Gather all lines from the material that contain "title".

#### Exercise material:
* BEGIN *

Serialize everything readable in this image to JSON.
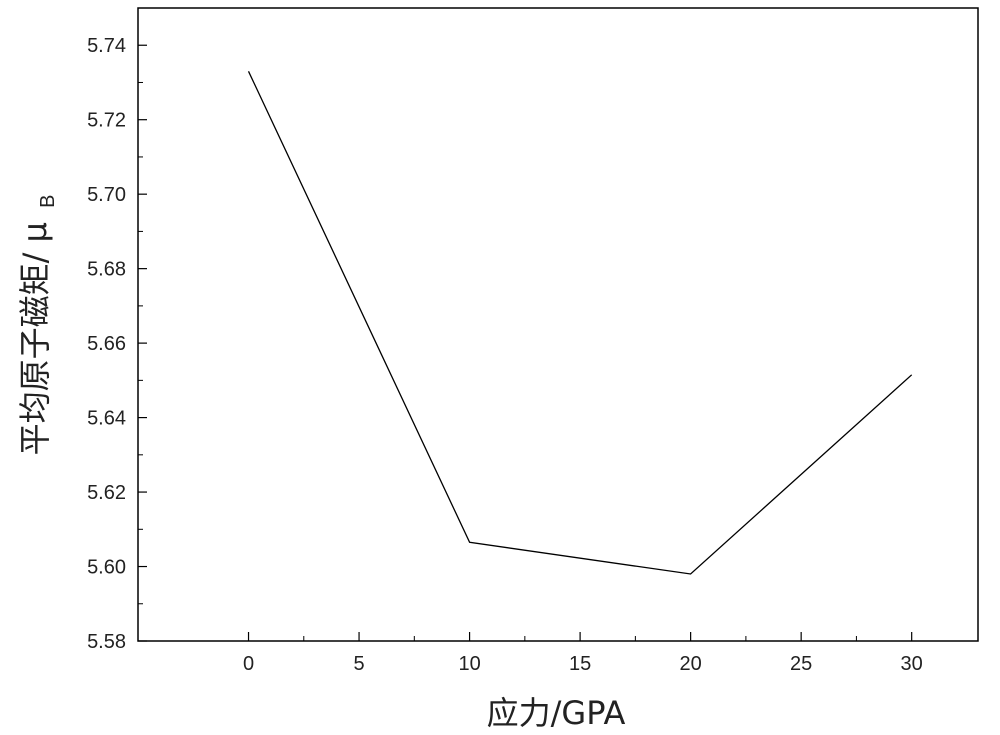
{
  "chart_data": {
    "type": "line",
    "title": "",
    "xlabel": "应力/GPA",
    "ylabel_main": "平均原子磁矩/ μ",
    "ylabel_sub": "B",
    "xlim": [
      -5,
      33
    ],
    "ylim": [
      5.58,
      5.75
    ],
    "xticks": [
      0,
      5,
      10,
      15,
      20,
      25,
      30
    ],
    "yticks": [
      5.58,
      5.6,
      5.62,
      5.64,
      5.66,
      5.68,
      5.7,
      5.72,
      5.74
    ],
    "grid": false,
    "series": [
      {
        "x": [
          0,
          10,
          20,
          30
        ],
        "y": [
          5.733,
          5.6065,
          5.598,
          5.6515
        ],
        "color": "#000000"
      }
    ]
  }
}
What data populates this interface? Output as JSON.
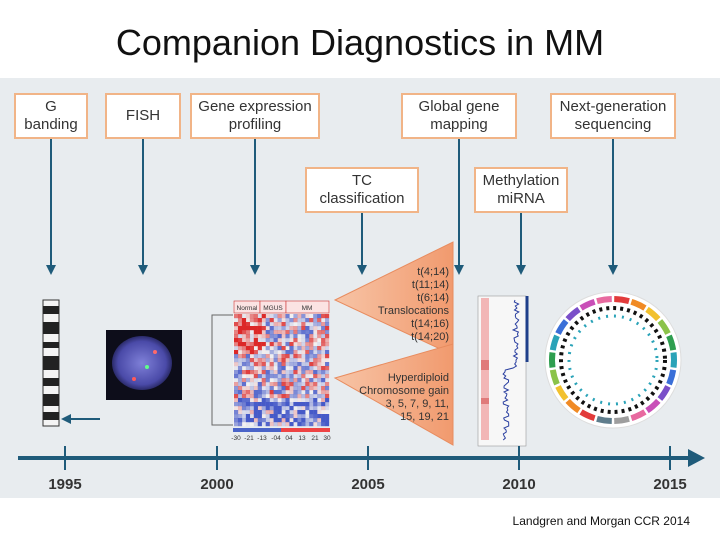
{
  "title": "Companion Diagnostics in MM",
  "credit": "Landgren and Morgan CCR 2014",
  "boxes": [
    {
      "id": "g-banding",
      "lines": [
        "G",
        "banding"
      ]
    },
    {
      "id": "fish",
      "lines": [
        "FISH"
      ]
    },
    {
      "id": "gep",
      "lines": [
        "Gene expression",
        "profiling"
      ]
    },
    {
      "id": "ggm",
      "lines": [
        "Global gene",
        "mapping"
      ]
    },
    {
      "id": "ngs",
      "lines": [
        "Next-generation",
        "sequencing"
      ]
    },
    {
      "id": "tc",
      "lines": [
        "TC",
        "classification"
      ]
    },
    {
      "id": "methyl",
      "lines": [
        "Methylation",
        "miRNA"
      ]
    }
  ],
  "heatmap": {
    "headers": [
      "Normal",
      "MGUS",
      "MM"
    ],
    "scale": [
      "-30",
      "-21",
      "-13",
      "-04",
      "04",
      "13",
      "21",
      "30"
    ]
  },
  "translocations": [
    "t(4;14)",
    "t(11;14)",
    "t(6;14)",
    "Translocations",
    "t(14;16)",
    "t(14;20)"
  ],
  "hyperdiploid": [
    "Hyperdiploid",
    "Chromosome gain",
    "3, 5, 7, 9, 11,",
    "15, 19, 21"
  ],
  "timeline": {
    "years": [
      "1995",
      "2000",
      "2005",
      "2010",
      "2015"
    ]
  },
  "colors": {
    "accent": "#f1b487",
    "arrow": "#1f5b7a",
    "triangle": "#f3a983",
    "panel": "#e8ecef"
  }
}
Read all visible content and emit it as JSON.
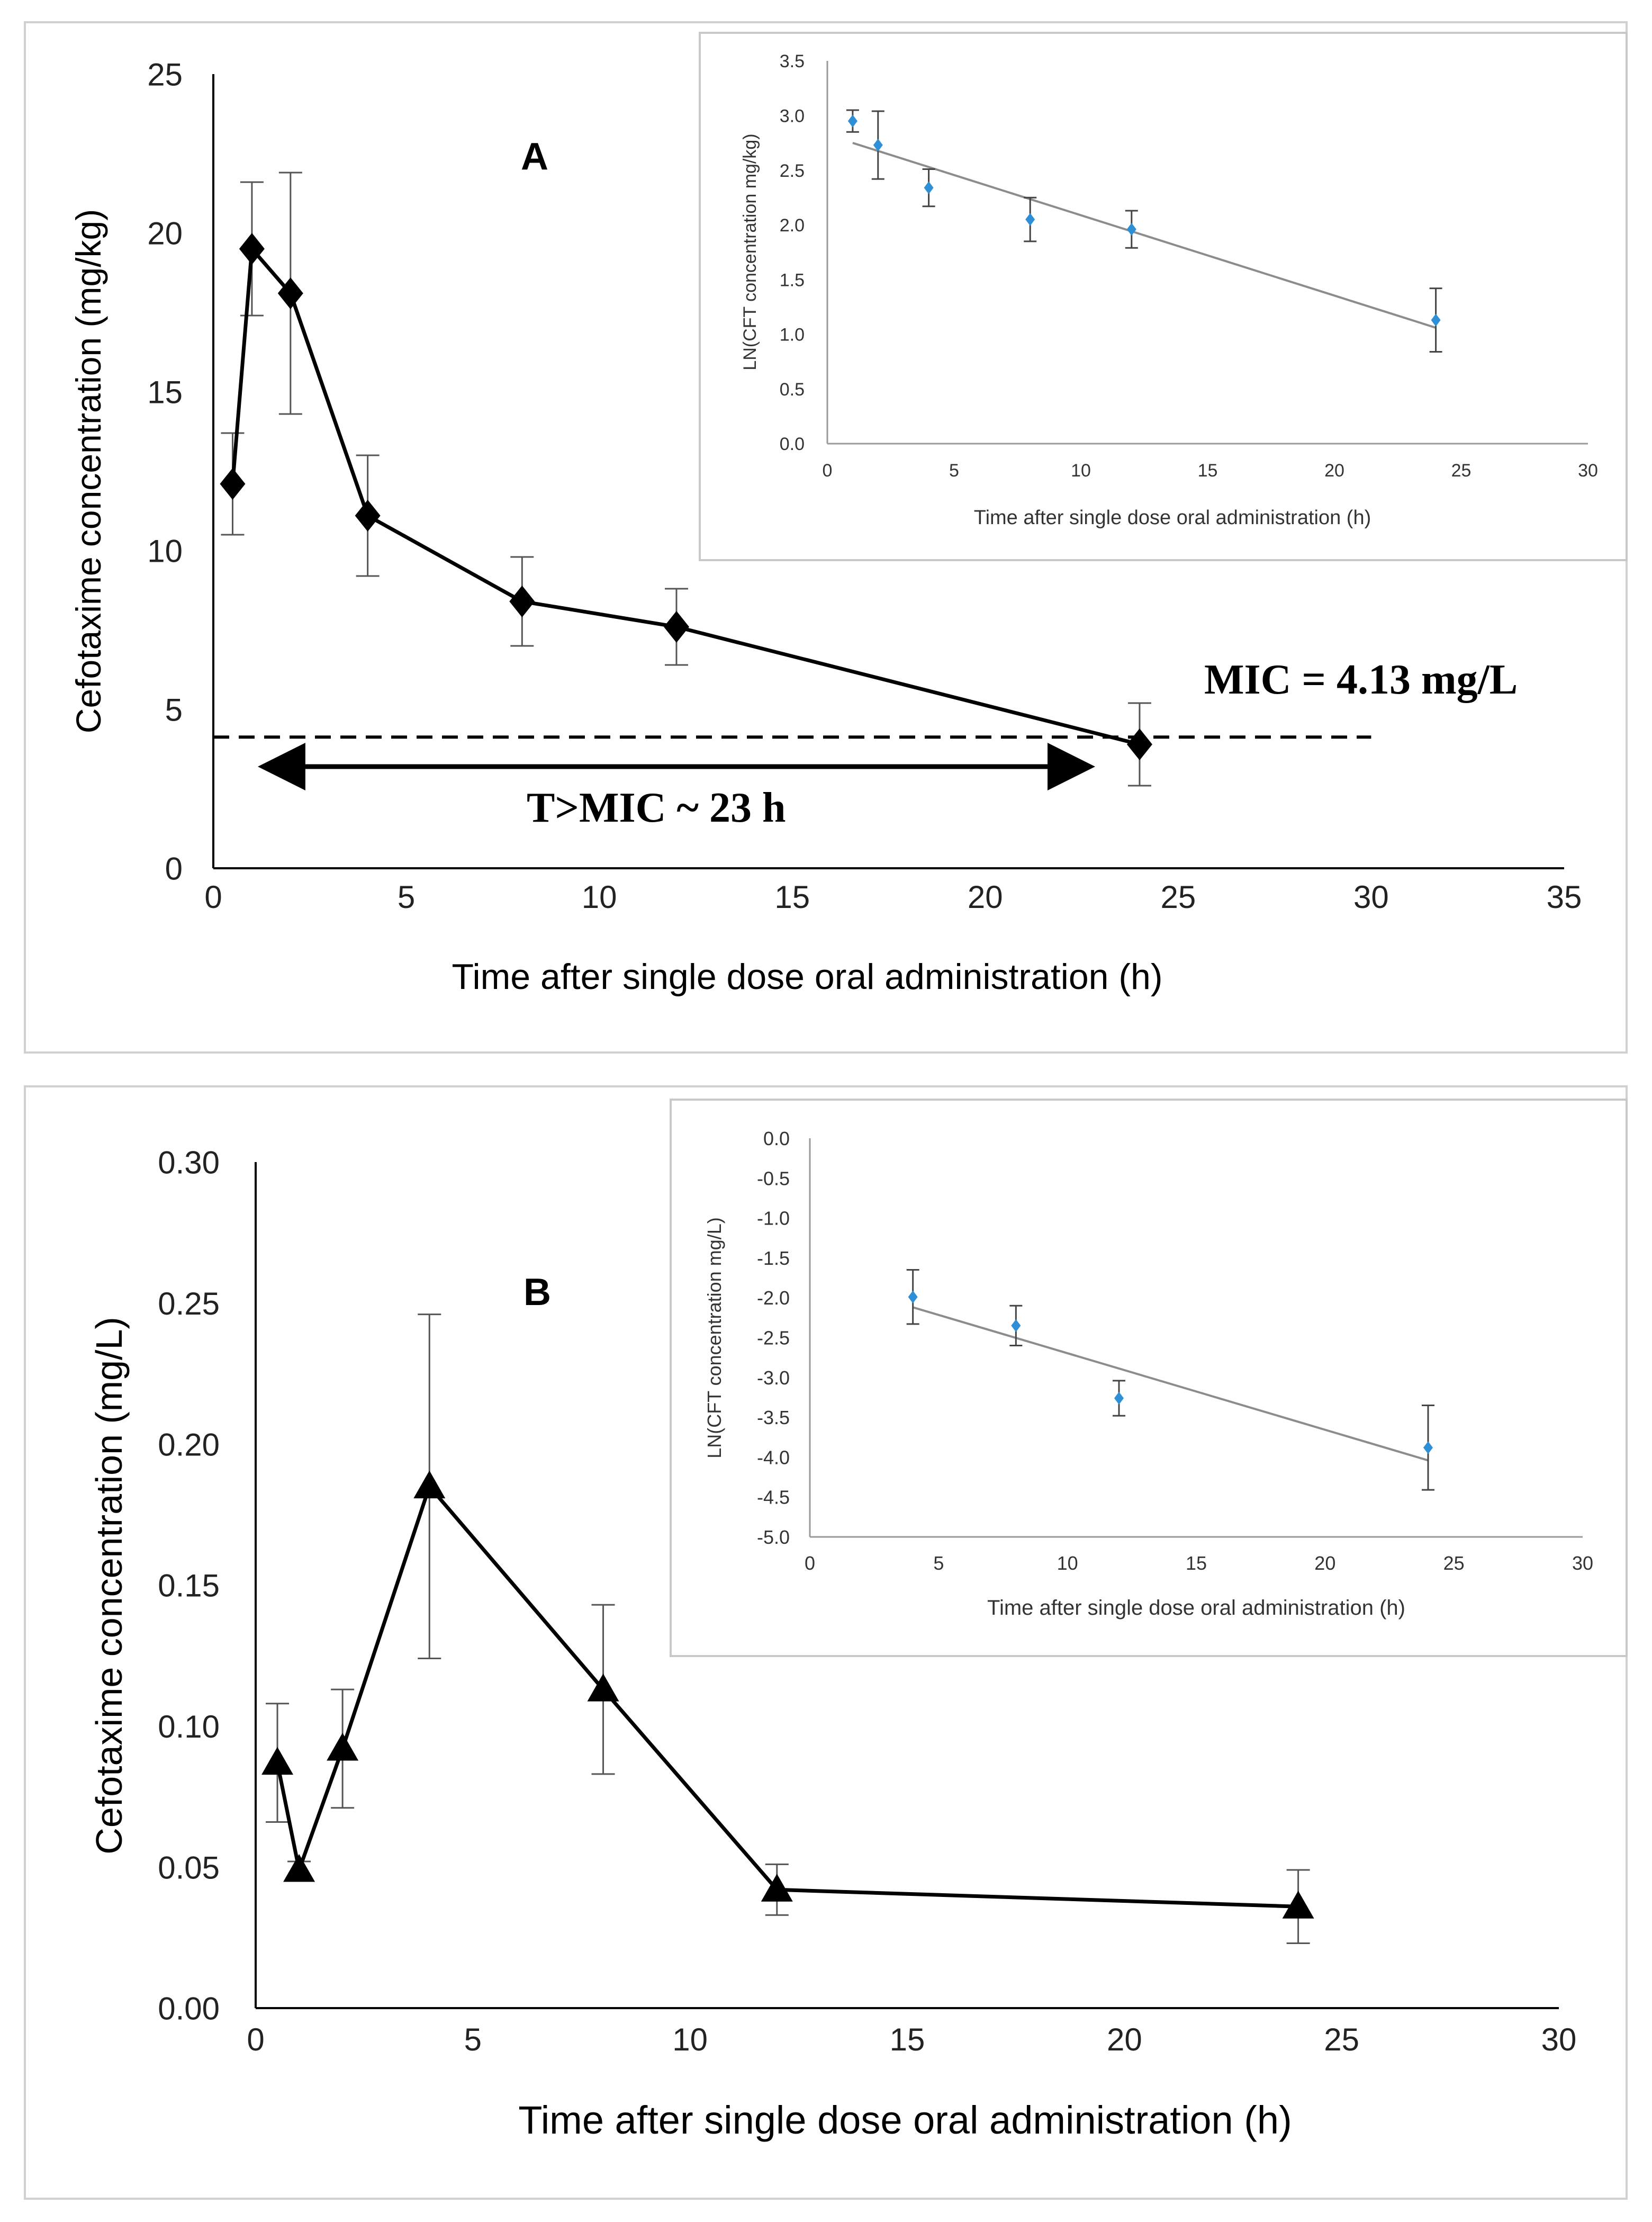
{
  "chart_data": [
    {
      "panel": "A",
      "type": "line",
      "title": "A",
      "xlabel": "Time after single dose oral administration (h)",
      "ylabel": "Cefotaxime concentration (mg/kg)",
      "xlim": [
        0,
        35
      ],
      "ylim": [
        0,
        25
      ],
      "xticks": [
        0,
        5,
        10,
        15,
        20,
        25,
        30,
        35
      ],
      "yticks": [
        0,
        5,
        10,
        15,
        20,
        25
      ],
      "marker": "diamond",
      "x": [
        0.5,
        1,
        2,
        4,
        8,
        12,
        24
      ],
      "y": [
        12.1,
        19.5,
        18.1,
        11.1,
        8.4,
        7.6,
        3.9
      ],
      "err": [
        1.6,
        2.1,
        3.8,
        1.9,
        1.4,
        1.2,
        1.3
      ],
      "threshold": {
        "value": 4.13,
        "label": "MIC = 4.13 mg/L",
        "x_end": 30
      },
      "range_arrow": {
        "from": 1,
        "to": 23,
        "label": "T>MIC ~ 23 h"
      },
      "inset": {
        "type": "scatter",
        "xlabel": "Time after single dose oral administration (h)",
        "ylabel": "LN(CFT concentration mg/kg)",
        "xlim": [
          0,
          30
        ],
        "ylim": [
          0,
          3.5
        ],
        "xticks": [
          0,
          5,
          10,
          15,
          20,
          25,
          30
        ],
        "yticks": [
          0.0,
          0.5,
          1.0,
          1.5,
          2.0,
          2.5,
          3.0,
          3.5
        ],
        "ytick_labels": [
          "0.0",
          "0.5",
          "1.0",
          "1.5",
          "2.0",
          "2.5",
          "3.0",
          "3.5"
        ],
        "x": [
          1,
          2,
          4,
          8,
          12,
          24
        ],
        "y": [
          2.95,
          2.73,
          2.34,
          2.05,
          1.96,
          1.13
        ],
        "err": [
          0.1,
          0.31,
          0.17,
          0.2,
          0.17,
          0.29
        ],
        "trend": {
          "x": [
            1,
            24
          ],
          "y": [
            2.75,
            1.06
          ]
        }
      }
    },
    {
      "panel": "B",
      "type": "line",
      "title": "B",
      "xlabel": "Time after single dose oral administration (h)",
      "ylabel": "Cefotaxime concentration (mg/L)",
      "xlim": [
        0,
        30
      ],
      "ylim": [
        0,
        0.3
      ],
      "xticks": [
        0,
        5,
        10,
        15,
        20,
        25,
        30
      ],
      "yticks": [
        0,
        0.05,
        0.1,
        0.15,
        0.2,
        0.25,
        0.3
      ],
      "ytick_labels": [
        "0.00",
        "0.05",
        "0.10",
        "0.15",
        "0.20",
        "0.25",
        "0.30"
      ],
      "marker": "triangle",
      "x": [
        0.5,
        1,
        2,
        4,
        8,
        12,
        24
      ],
      "y": [
        0.087,
        0.049,
        0.092,
        0.185,
        0.113,
        0.042,
        0.036
      ],
      "err": [
        0.021,
        0.003,
        0.021,
        0.061,
        0.03,
        0.009,
        0.013
      ],
      "inset": {
        "type": "scatter",
        "xlabel": "Time after single dose oral administration (h)",
        "ylabel": "LN(CFT concentration mg/L)",
        "xlim": [
          0,
          30
        ],
        "ylim": [
          -5,
          0
        ],
        "xticks": [
          0,
          5,
          10,
          15,
          20,
          25,
          30
        ],
        "yticks": [
          0,
          -0.5,
          -1,
          -1.5,
          -2,
          -2.5,
          -3,
          -3.5,
          -4,
          -4.5,
          -5
        ],
        "ytick_labels": [
          "0.0",
          "-0.5",
          "-1.0",
          "-1.5",
          "-2.0",
          "-2.5",
          "-3.0",
          "-3.5",
          "-4.0",
          "-4.5",
          "-5.0"
        ],
        "x": [
          4,
          8,
          12,
          24
        ],
        "y": [
          -1.99,
          -2.35,
          -3.26,
          -3.88
        ],
        "err": [
          0.34,
          0.25,
          0.22,
          0.53
        ],
        "trend": {
          "x": [
            4,
            24
          ],
          "y": [
            -2.12,
            -4.04
          ]
        }
      }
    }
  ]
}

* END *

#### Complete response:
    "title": "",
  "title": "Companion Diagnostics in MM",
      "title": "A",
      "title": "B",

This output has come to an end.